TASK DESCRIPTION
Within the listing below, locate all lines containing the word "Чистый". Copy each one.

=== RECORDED DATA ===

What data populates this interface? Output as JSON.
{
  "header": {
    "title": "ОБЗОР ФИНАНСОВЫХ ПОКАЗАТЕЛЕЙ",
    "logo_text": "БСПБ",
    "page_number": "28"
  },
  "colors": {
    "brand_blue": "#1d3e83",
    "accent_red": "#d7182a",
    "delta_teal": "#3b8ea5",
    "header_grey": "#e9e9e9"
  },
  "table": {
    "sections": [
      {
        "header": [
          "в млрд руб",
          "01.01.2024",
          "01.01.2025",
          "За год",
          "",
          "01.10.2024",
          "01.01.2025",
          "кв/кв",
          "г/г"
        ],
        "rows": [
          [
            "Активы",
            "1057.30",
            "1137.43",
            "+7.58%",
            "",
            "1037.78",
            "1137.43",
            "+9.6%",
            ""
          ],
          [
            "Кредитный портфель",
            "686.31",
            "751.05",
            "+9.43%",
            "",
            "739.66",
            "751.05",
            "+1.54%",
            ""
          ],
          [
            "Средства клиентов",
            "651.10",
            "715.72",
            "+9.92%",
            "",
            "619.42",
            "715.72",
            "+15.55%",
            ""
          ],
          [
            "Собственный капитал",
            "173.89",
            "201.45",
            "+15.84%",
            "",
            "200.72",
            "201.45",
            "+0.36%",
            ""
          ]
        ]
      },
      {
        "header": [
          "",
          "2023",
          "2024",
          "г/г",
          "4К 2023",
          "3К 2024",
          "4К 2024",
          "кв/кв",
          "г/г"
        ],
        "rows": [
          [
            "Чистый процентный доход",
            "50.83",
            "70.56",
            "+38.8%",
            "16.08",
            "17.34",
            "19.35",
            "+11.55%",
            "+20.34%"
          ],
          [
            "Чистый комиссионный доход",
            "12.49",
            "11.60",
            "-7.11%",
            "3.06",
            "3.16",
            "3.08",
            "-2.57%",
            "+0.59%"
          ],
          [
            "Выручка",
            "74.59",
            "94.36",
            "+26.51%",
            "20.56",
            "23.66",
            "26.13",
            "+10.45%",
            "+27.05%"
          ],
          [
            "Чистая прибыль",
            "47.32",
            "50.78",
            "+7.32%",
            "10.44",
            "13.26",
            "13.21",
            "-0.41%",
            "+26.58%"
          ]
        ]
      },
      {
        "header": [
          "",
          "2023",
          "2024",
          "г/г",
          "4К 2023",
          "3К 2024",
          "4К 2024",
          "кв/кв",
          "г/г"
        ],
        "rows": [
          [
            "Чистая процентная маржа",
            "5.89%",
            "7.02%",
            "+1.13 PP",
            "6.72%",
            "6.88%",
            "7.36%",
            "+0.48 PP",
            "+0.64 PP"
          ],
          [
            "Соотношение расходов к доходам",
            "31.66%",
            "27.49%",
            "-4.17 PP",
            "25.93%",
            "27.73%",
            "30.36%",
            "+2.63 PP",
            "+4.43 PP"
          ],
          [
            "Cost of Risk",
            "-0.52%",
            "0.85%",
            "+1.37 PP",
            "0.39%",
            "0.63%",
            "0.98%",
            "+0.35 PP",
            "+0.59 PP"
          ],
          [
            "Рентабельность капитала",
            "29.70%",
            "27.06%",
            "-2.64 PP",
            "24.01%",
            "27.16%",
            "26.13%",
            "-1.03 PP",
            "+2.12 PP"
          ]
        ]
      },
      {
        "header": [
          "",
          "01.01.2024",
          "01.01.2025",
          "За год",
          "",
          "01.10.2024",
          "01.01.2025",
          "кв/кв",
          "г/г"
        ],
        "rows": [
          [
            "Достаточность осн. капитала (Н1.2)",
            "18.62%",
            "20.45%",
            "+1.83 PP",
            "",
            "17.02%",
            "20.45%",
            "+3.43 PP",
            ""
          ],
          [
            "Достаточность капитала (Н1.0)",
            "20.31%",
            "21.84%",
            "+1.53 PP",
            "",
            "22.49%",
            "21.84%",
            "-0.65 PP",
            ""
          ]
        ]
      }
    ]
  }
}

===

WRITTEN ANSWER
            "Чистый процентный доход",
            "Чистый комиссионный доход",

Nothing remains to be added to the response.